[REQUIREMENT] Leave out the pictures and copy everything else below exactly.

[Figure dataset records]
=-=-=

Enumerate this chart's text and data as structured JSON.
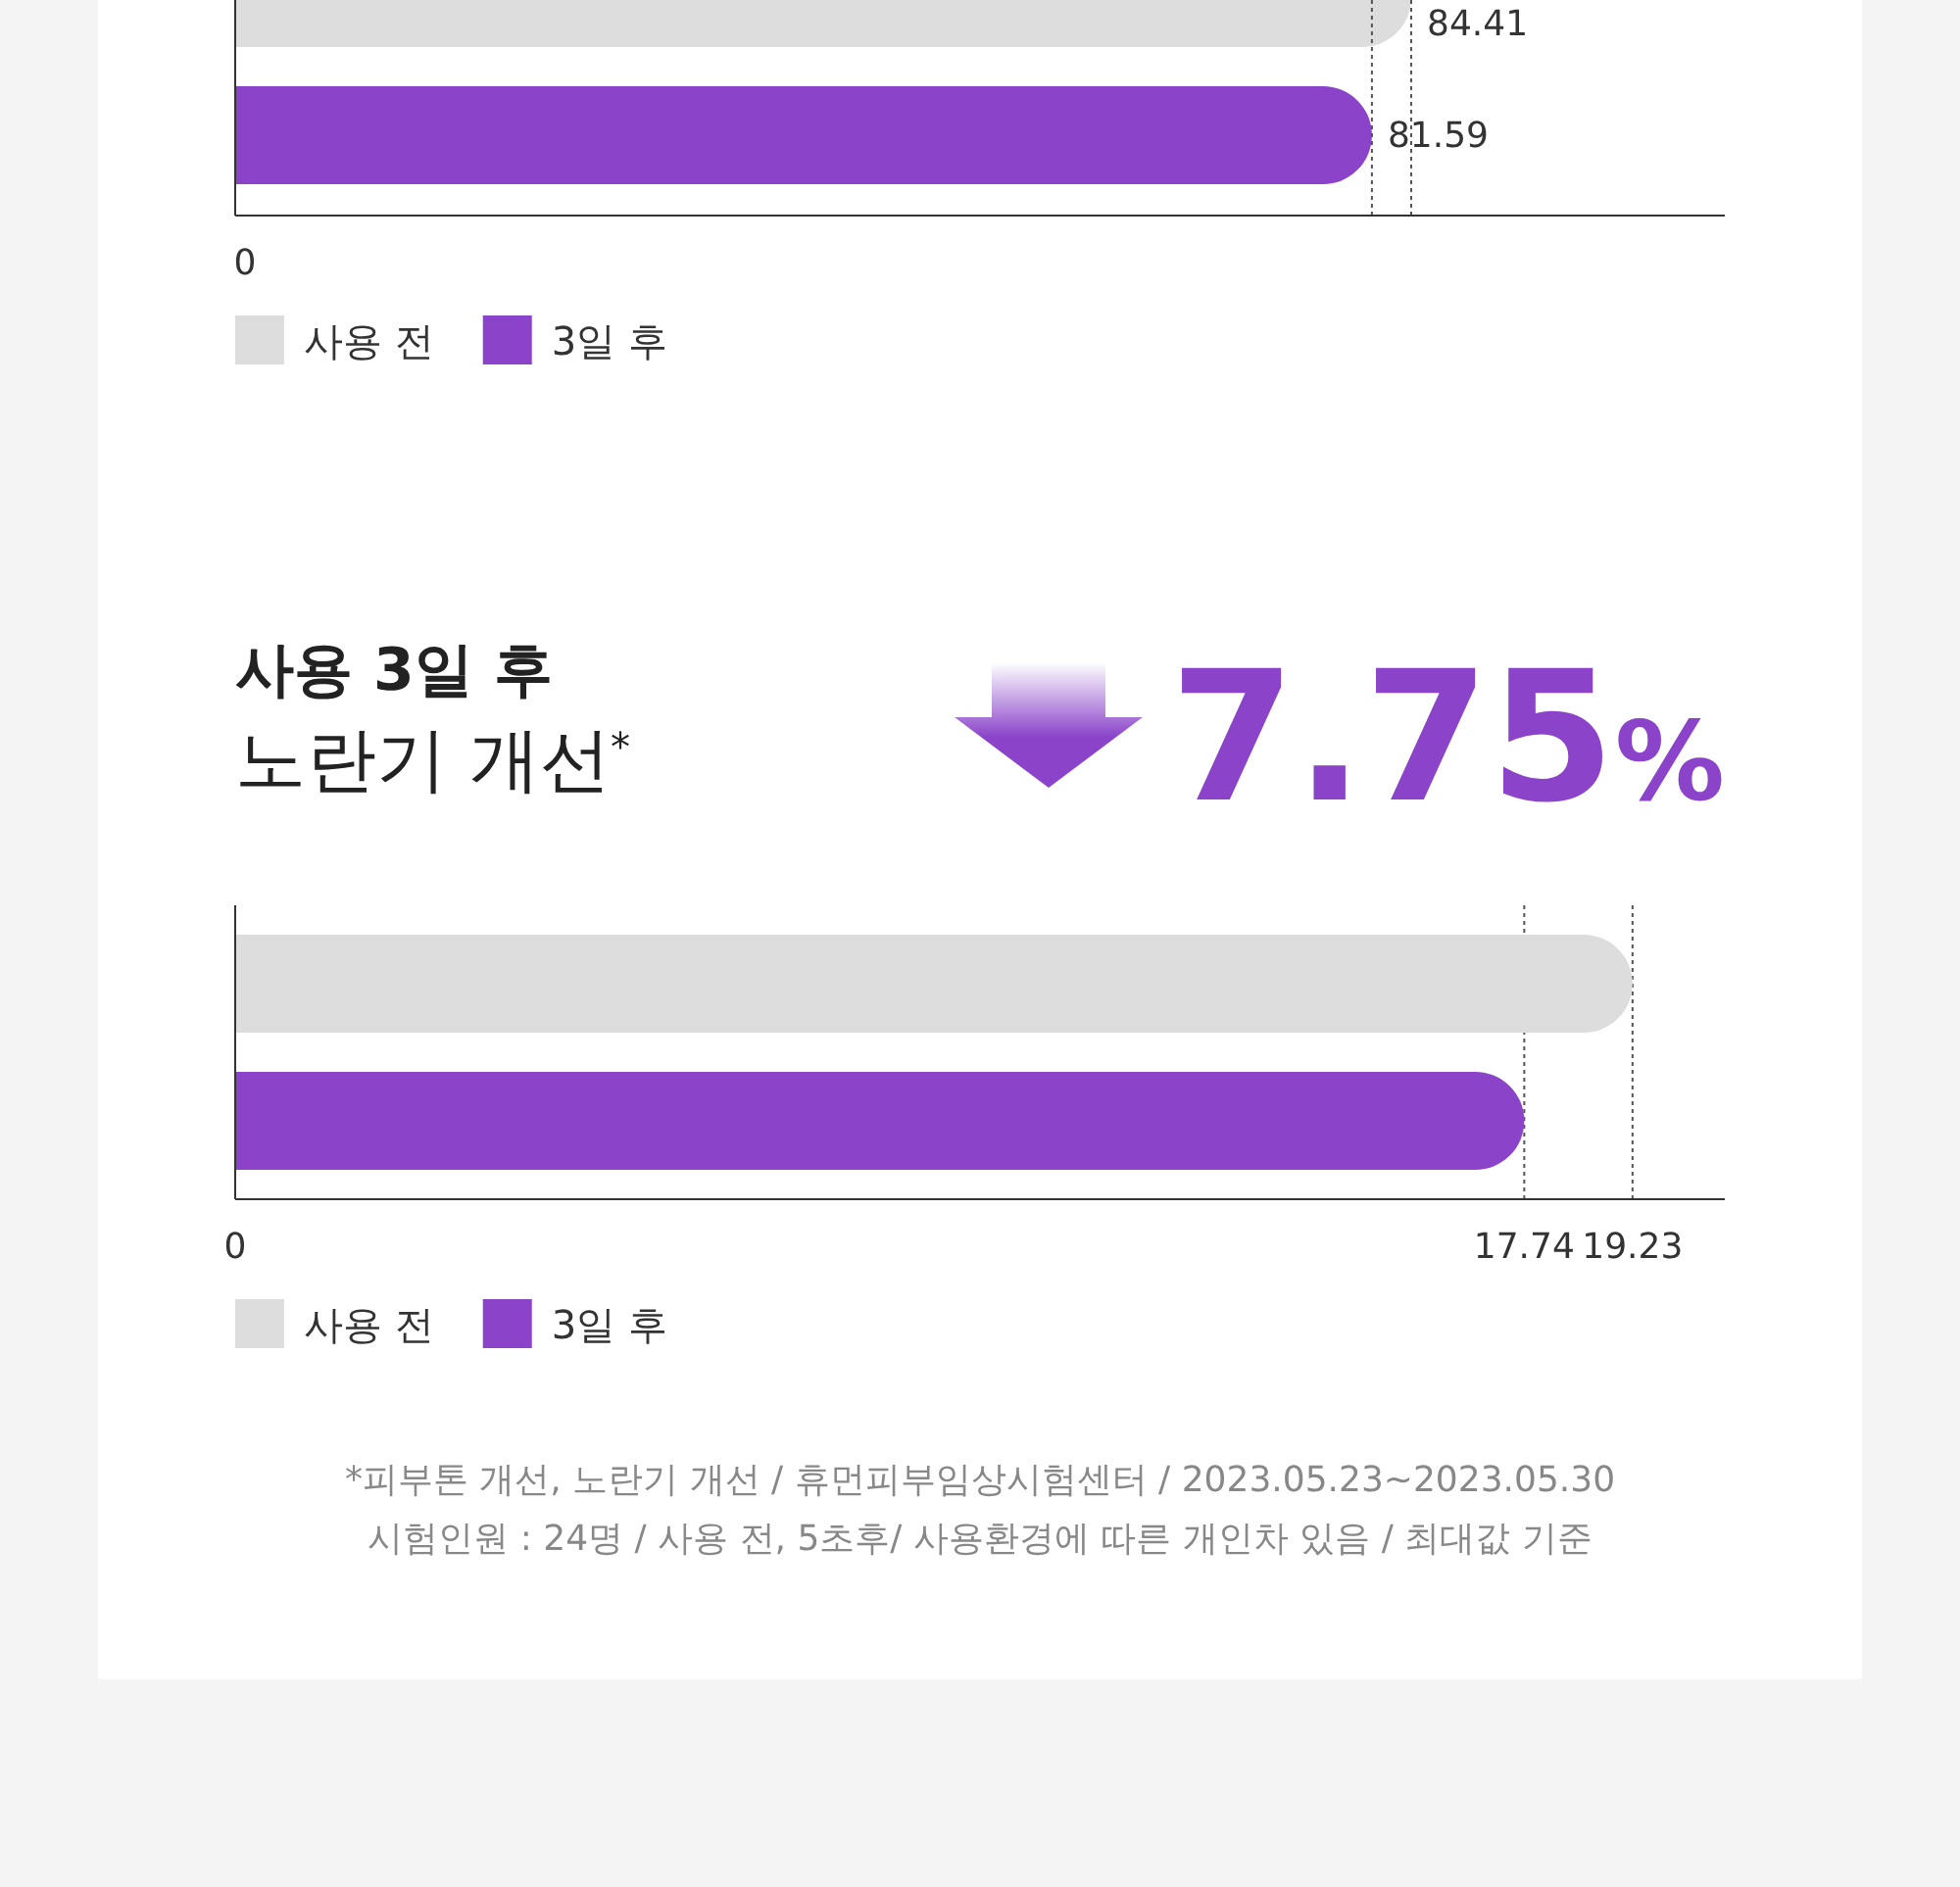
{
  "chart_data": [
    {
      "type": "bar",
      "orientation": "horizontal",
      "categories": [
        null
      ],
      "series": [
        {
          "name": "사용 전",
          "color": "#dddddd",
          "values": [
            84.41
          ]
        },
        {
          "name": "3일 후",
          "color": "#8a43c9",
          "values": [
            81.59
          ]
        }
      ],
      "data_labels": true,
      "legend": "bottom left",
      "ref_lines": [
        {
          "axis": "x",
          "value": 81.59,
          "line_style": "dotted",
          "color": "#555555"
        },
        {
          "axis": "x",
          "value": 84.41,
          "line_style": "dotted",
          "color": "#555555"
        }
      ],
      "annotations": [
        "0"
      ]
    },
    {
      "type": "bar",
      "orientation": "horizontal",
      "title": "사용 3일 후",
      "subtitle": "노란기 개선$^{*}$",
      "categories": [
        null
      ],
      "series": [
        {
          "name": "사용 전",
          "color": "#dddddd",
          "values": [
            19.23
          ]
        },
        {
          "name": "3일 후",
          "color": "#8a43c9",
          "values": [
            17.74
          ]
        }
      ],
      "xlim": [
        0,
        20.5
      ],
      "xticks": [
        0,
        17.74,
        19.23
      ],
      "grid": "x",
      "legend": "bottom left",
      "annotations": [
        "7.75%",
        "*피부톤 개선, 노란기 개선 / 휴먼피부임상시험센터 / 2023.05.23~2023.05.30",
        "시험인원 : 24명 / 사용 전, 5초후/ 사용환경에 따른 개인차 있음 / 최대값 기준"
      ]
    }
  ]
}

=-=-=

[EXERCISE OUTPUT]
Enumerate this chart's text and data as structured JSON.
{
  "chart_data": [
    {
      "type": "bar",
      "orientation": "horizontal",
      "categories": [
        null
      ],
      "series": [
        {
          "name": "사용 전",
          "color": "#dddddd",
          "values": [
            84.41
          ]
        },
        {
          "name": "3일 후",
          "color": "#8a43c9",
          "values": [
            81.59
          ]
        }
      ],
      "data_labels": true,
      "legend": "bottom left",
      "ref_lines": [
        {
          "axis": "x",
          "value": 81.59,
          "line_style": "dotted",
          "color": "#555555"
        },
        {
          "axis": "x",
          "value": 84.41,
          "line_style": "dotted",
          "color": "#555555"
        }
      ],
      "annotations": [
        "0"
      ]
    },
    {
      "type": "bar",
      "orientation": "horizontal",
      "title": "사용 3일 후",
      "subtitle": "노란기 개선$^{*}$",
      "categories": [
        null
      ],
      "series": [
        {
          "name": "사용 전",
          "color": "#dddddd",
          "values": [
            19.23
          ]
        },
        {
          "name": "3일 후",
          "color": "#8a43c9",
          "values": [
            17.74
          ]
        }
      ],
      "xlim": [
        0,
        20.5
      ],
      "xticks": [
        0,
        17.74,
        19.23
      ],
      "grid": "x",
      "legend": "bottom left",
      "annotations": [
        "7.75%",
        "*피부톤 개선, 노란기 개선 / 휴먼피부임상시험센터 / 2023.05.23~2023.05.30",
        "시험인원 : 24명 / 사용 전, 5초후/ 사용환경에 따른 개인차 있음 / 최대값 기준"
      ]
    }
  ]
}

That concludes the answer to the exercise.